What to work on | Leave out the pictures; transcribe all else exactly.

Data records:
⟨

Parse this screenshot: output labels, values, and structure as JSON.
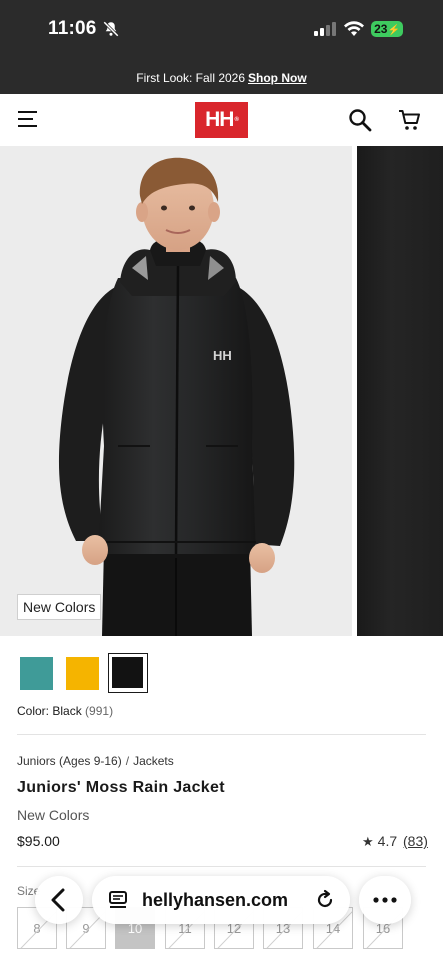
{
  "status_bar": {
    "time": "11:06",
    "battery": "23"
  },
  "promo": {
    "text": "First Look: Fall 2026",
    "link": "Shop Now"
  },
  "header": {
    "logo": "HH"
  },
  "gallery": {
    "badge": "New Colors",
    "jacket_logo": "HH"
  },
  "swatches": [
    {
      "name": "teal",
      "color": "#3f9b98"
    },
    {
      "name": "yellow",
      "color": "#f5b400"
    },
    {
      "name": "black",
      "color": "#121212",
      "selected": true
    }
  ],
  "color": {
    "label": "Color:",
    "value": "Black",
    "code": "(991)"
  },
  "breadcrumb": {
    "category": "Juniors (Ages 9-16)",
    "separator": "/",
    "subcategory": "Jackets"
  },
  "product": {
    "title": "Juniors' Moss Rain Jacket",
    "subtitle": "New Colors",
    "price": "$95.00",
    "rating": "4.7",
    "review_count": "(83)"
  },
  "sizes": {
    "label": "Size",
    "options": [
      {
        "label": "8",
        "available": false
      },
      {
        "label": "9",
        "available": false
      },
      {
        "label": "10",
        "available": true,
        "selected": true
      },
      {
        "label": "11",
        "available": false
      },
      {
        "label": "12",
        "available": false
      },
      {
        "label": "13",
        "available": false
      },
      {
        "label": "14",
        "available": false
      },
      {
        "label": "16",
        "available": false
      }
    ]
  },
  "browser": {
    "url": "hellyhansen.com"
  }
}
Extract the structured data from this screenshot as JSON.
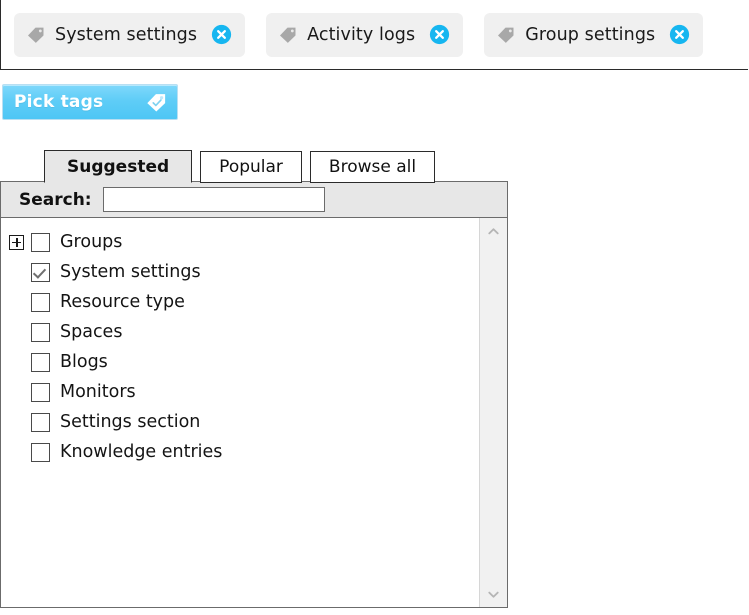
{
  "selected_tags": {
    "tag_icon_name": "tag-icon",
    "close_icon_name": "remove-tag-icon",
    "items": [
      {
        "label": "System settings"
      },
      {
        "label": "Activity logs"
      },
      {
        "label": "Group settings"
      }
    ]
  },
  "pick_tags_button": {
    "label": "Pick tags",
    "icon": "tag-check-icon",
    "background_start": "#7fd8fb",
    "background_end": "#4ec6f5",
    "text_color": "#ffffff"
  },
  "tabs": [
    {
      "label": "Suggested",
      "active": true
    },
    {
      "label": "Popular",
      "active": false
    },
    {
      "label": "Browse all",
      "active": false
    }
  ],
  "search": {
    "label": "Search:",
    "value": "",
    "placeholder": ""
  },
  "tag_list": {
    "items": [
      {
        "label": "Groups",
        "checked": false,
        "expandable": true
      },
      {
        "label": "System settings",
        "checked": true,
        "expandable": false
      },
      {
        "label": "Resource type",
        "checked": false,
        "expandable": false
      },
      {
        "label": "Spaces",
        "checked": false,
        "expandable": false
      },
      {
        "label": "Blogs",
        "checked": false,
        "expandable": false
      },
      {
        "label": "Monitors",
        "checked": false,
        "expandable": false
      },
      {
        "label": "Settings section",
        "checked": false,
        "expandable": false
      },
      {
        "label": "Knowledge entries",
        "checked": false,
        "expandable": false
      }
    ]
  },
  "scrollbar": {
    "up_icon": "chevron-up-icon",
    "down_icon": "chevron-down-icon"
  }
}
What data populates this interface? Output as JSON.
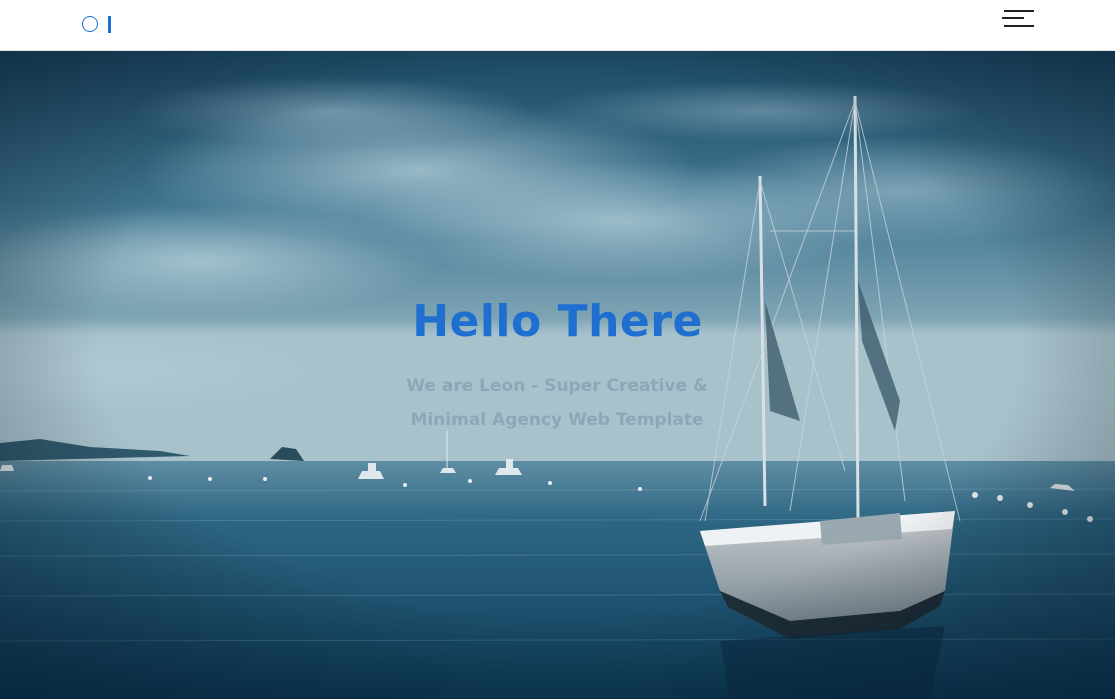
{
  "header": {
    "logo_icon": "circle-logo-icon",
    "menu_icon": "hamburger-menu-icon",
    "accent_color": "#1f6fd1"
  },
  "hero": {
    "title": "Hello There",
    "subtitle_line1": "We are Leon - Super Creative &",
    "subtitle_line2": "Minimal Agency Web Template",
    "title_color": "#1f6fd1",
    "subtitle_color": "#8ea6b8"
  }
}
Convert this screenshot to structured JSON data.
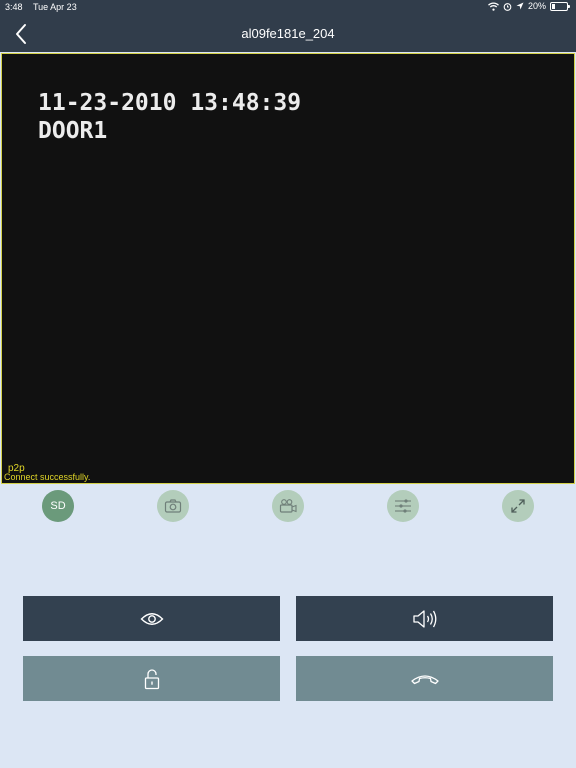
{
  "status_bar": {
    "time": "3:48",
    "date": "Tue Apr 23",
    "battery": "20%",
    "icons": [
      "wifi-icon",
      "alarm-icon",
      "location-icon",
      "battery-icon"
    ]
  },
  "nav": {
    "title": "al09fe181e_204",
    "back_icon": "chevron-left-icon"
  },
  "video": {
    "osd_datetime": "11-23-2010 13:48:39",
    "osd_label": "DOOR1",
    "mode": "p2p",
    "status": "Connect successfully."
  },
  "toolbar": {
    "sd_label": "SD",
    "icons": [
      "camera-icon",
      "video-record-icon",
      "sliders-icon",
      "fullscreen-icon"
    ]
  },
  "controls": [
    "eye-icon",
    "speaker-icon",
    "unlock-icon",
    "hang-up-icon"
  ],
  "colors": {
    "header": "#313d4b",
    "background": "#dce6f4",
    "dark_button": "#334150",
    "gray_button": "#718b92",
    "accent_green": "#6b9a7b",
    "status_text": "#e0d628"
  }
}
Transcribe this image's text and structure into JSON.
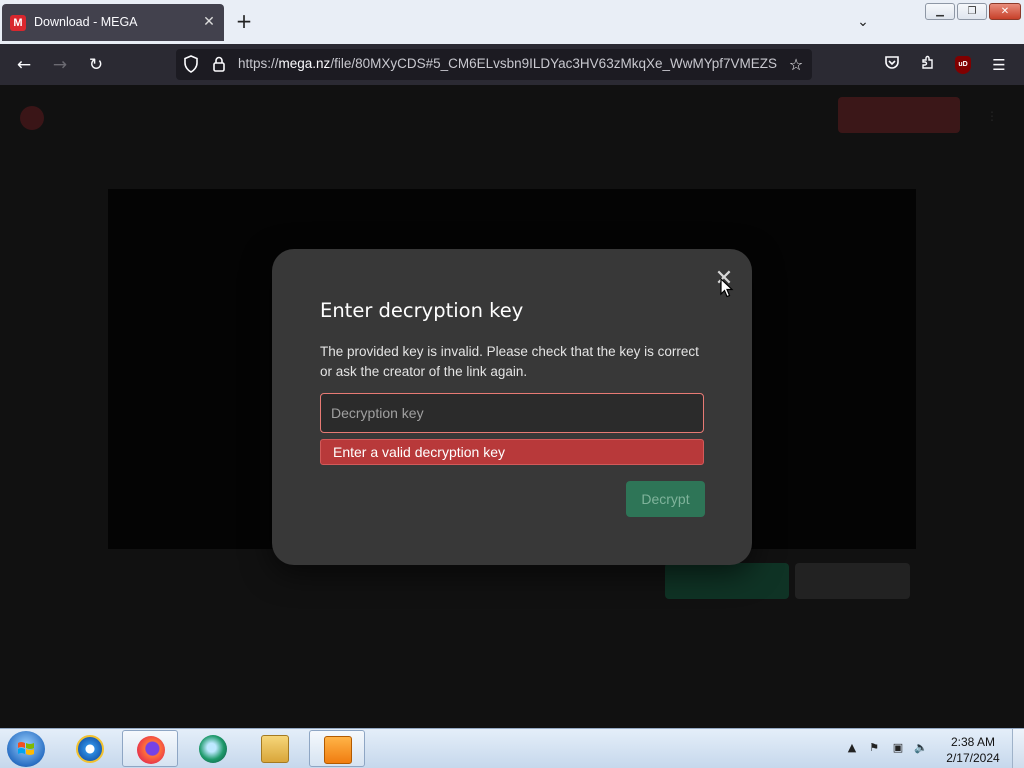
{
  "browser": {
    "tab": {
      "title": "Download - MEGA",
      "favicon_letter": "M",
      "favicon_color": "#d9272e"
    },
    "new_tab_label": "+",
    "url": {
      "scheme": "https://",
      "host": "mega.nz",
      "path": "/file/80MXyCDS#5_CM6ELvsbn9ILDYac3HV63zMkqXe_WwMYpf7VMEZS"
    },
    "extension_badge": "uD"
  },
  "page": {
    "brand_color": "#d9272e"
  },
  "dialog": {
    "title": "Enter decryption key",
    "description": "The provided key is invalid. Please check that the key is correct or ask the creator of the link again.",
    "input": {
      "placeholder": "Decryption key",
      "value": ""
    },
    "error": "Enter a valid decryption key",
    "decrypt_label": "Decrypt",
    "close_glyph": "✕",
    "accent_color": "#2e7557",
    "error_color": "#b8393a"
  },
  "taskbar": {
    "apps": [
      {
        "name": "internet-explorer-icon"
      },
      {
        "name": "firefox-icon",
        "active": true
      },
      {
        "name": "app-icon"
      },
      {
        "name": "file-explorer-icon"
      },
      {
        "name": "media-player-icon"
      }
    ],
    "clock": {
      "time": "2:38 AM",
      "date": "2/17/2024"
    }
  }
}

⟩

Right answer |
Parse this screenshot: output labels, values, and structure as JSON.
{
  "status_bar": {
    "time": "11:06",
    "battery": "23"
  },
  "promo": {
    "text": "First Look: Fall 2026",
    "link": "Shop Now"
  },
  "header": {
    "logo": "HH"
  },
  "gallery": {
    "badge": "New Colors",
    "jacket_logo": "HH"
  },
  "swatches": [
    {
      "name": "teal",
      "color": "#3f9b98"
    },
    {
      "name": "yellow",
      "color": "#f5b400"
    },
    {
      "name": "black",
      "color": "#121212",
      "selected": true
    }
  ],
  "color": {
    "label": "Color:",
    "value": "Black",
    "code": "(991)"
  },
  "breadcrumb": {
    "category": "Juniors (Ages 9-16)",
    "separator": "/",
    "subcategory": "Jackets"
  },
  "product": {
    "title": "Juniors' Moss Rain Jacket",
    "subtitle": "New Colors",
    "price": "$95.00",
    "rating": "4.7",
    "review_count": "(83)"
  },
  "sizes": {
    "label": "Size",
    "options": [
      {
        "label": "8",
        "available": false
      },
      {
        "label": "9",
        "available": false
      },
      {
        "label": "10",
        "available": true,
        "selected": true
      },
      {
        "label": "11",
        "available": false
      },
      {
        "label": "12",
        "available": false
      },
      {
        "label": "13",
        "available": false
      },
      {
        "label": "14",
        "available": false
      },
      {
        "label": "16",
        "available": false
      }
    ]
  },
  "browser": {
    "url": "hellyhansen.com"
  }
}
Extract the structured data from this screenshot as JSON.
{
  "selected_tags": {
    "tag_icon_name": "tag-icon",
    "close_icon_name": "remove-tag-icon",
    "items": [
      {
        "label": "System settings"
      },
      {
        "label": "Activity logs"
      },
      {
        "label": "Group settings"
      }
    ]
  },
  "pick_tags_button": {
    "label": "Pick tags",
    "icon": "tag-check-icon",
    "background_start": "#7fd8fb",
    "background_end": "#4ec6f5",
    "text_color": "#ffffff"
  },
  "tabs": [
    {
      "label": "Suggested",
      "active": true
    },
    {
      "label": "Popular",
      "active": false
    },
    {
      "label": "Browse all",
      "active": false
    }
  ],
  "search": {
    "label": "Search:",
    "value": "",
    "placeholder": ""
  },
  "tag_list": {
    "items": [
      {
        "label": "Groups",
        "checked": false,
        "expandable": true
      },
      {
        "label": "System settings",
        "checked": true,
        "expandable": false
      },
      {
        "label": "Resource type",
        "checked": false,
        "expandable": false
      },
      {
        "label": "Spaces",
        "checked": false,
        "expandable": false
      },
      {
        "label": "Blogs",
        "checked": false,
        "expandable": false
      },
      {
        "label": "Monitors",
        "checked": false,
        "expandable": false
      },
      {
        "label": "Settings section",
        "checked": false,
        "expandable": false
      },
      {
        "label": "Knowledge entries",
        "checked": false,
        "expandable": false
      }
    ]
  },
  "scrollbar": {
    "up_icon": "chevron-up-icon",
    "down_icon": "chevron-down-icon"
  }
}
What data populates this interface? Output as JSON.
{
  "header": {
    "logo_icon": "circle-logo-icon",
    "menu_icon": "hamburger-menu-icon",
    "accent_color": "#1f6fd1"
  },
  "hero": {
    "title": "Hello There",
    "subtitle_line1": "We are Leon - Super Creative &",
    "subtitle_line2": "Minimal Agency Web Template",
    "title_color": "#1f6fd1",
    "subtitle_color": "#8ea6b8"
  }
}
Convert this screenshot to structured JSON data.
{
  "status_bar": {
    "time": "3:48",
    "date": "Tue Apr 23",
    "battery": "20%",
    "icons": [
      "wifi-icon",
      "alarm-icon",
      "location-icon",
      "battery-icon"
    ]
  },
  "nav": {
    "title": "al09fe181e_204",
    "back_icon": "chevron-left-icon"
  },
  "video": {
    "osd_datetime": "11-23-2010 13:48:39",
    "osd_label": "DOOR1",
    "mode": "p2p",
    "status": "Connect successfully."
  },
  "toolbar": {
    "sd_label": "SD",
    "icons": [
      "camera-icon",
      "video-record-icon",
      "sliders-icon",
      "fullscreen-icon"
    ]
  },
  "controls": [
    "eye-icon",
    "speaker-icon",
    "unlock-icon",
    "hang-up-icon"
  ],
  "colors": {
    "header": "#313d4b",
    "background": "#dce6f4",
    "dark_button": "#334150",
    "gray_button": "#718b92",
    "accent_green": "#6b9a7b",
    "status_text": "#e0d628"
  }
}
Transcribe this image's text and structure into JSON.
{
  "browser": {
    "tab": {
      "title": "Download - MEGA",
      "favicon_letter": "M",
      "favicon_color": "#d9272e"
    },
    "new_tab_label": "+",
    "url": {
      "scheme": "https://",
      "host": "mega.nz",
      "path": "/file/80MXyCDS#5_CM6ELvsbn9ILDYac3HV63zMkqXe_WwMYpf7VMEZS"
    },
    "extension_badge": "uD"
  },
  "page": {
    "brand_color": "#d9272e"
  },
  "dialog": {
    "title": "Enter decryption key",
    "description": "The provided key is invalid. Please check that the key is correct or ask the creator of the link again.",
    "input": {
      "placeholder": "Decryption key",
      "value": ""
    },
    "error": "Enter a valid decryption key",
    "decrypt_label": "Decrypt",
    "close_glyph": "✕",
    "accent_color": "#2e7557",
    "error_color": "#b8393a"
  },
  "taskbar": {
    "apps": [
      {
        "name": "internet-explorer-icon"
      },
      {
        "name": "firefox-icon",
        "active": true
      },
      {
        "name": "app-icon"
      },
      {
        "name": "file-explorer-icon"
      },
      {
        "name": "media-player-icon"
      }
    ],
    "clock": {
      "time": "2:38 AM",
      "date": "2/17/2024"
    }
  }
}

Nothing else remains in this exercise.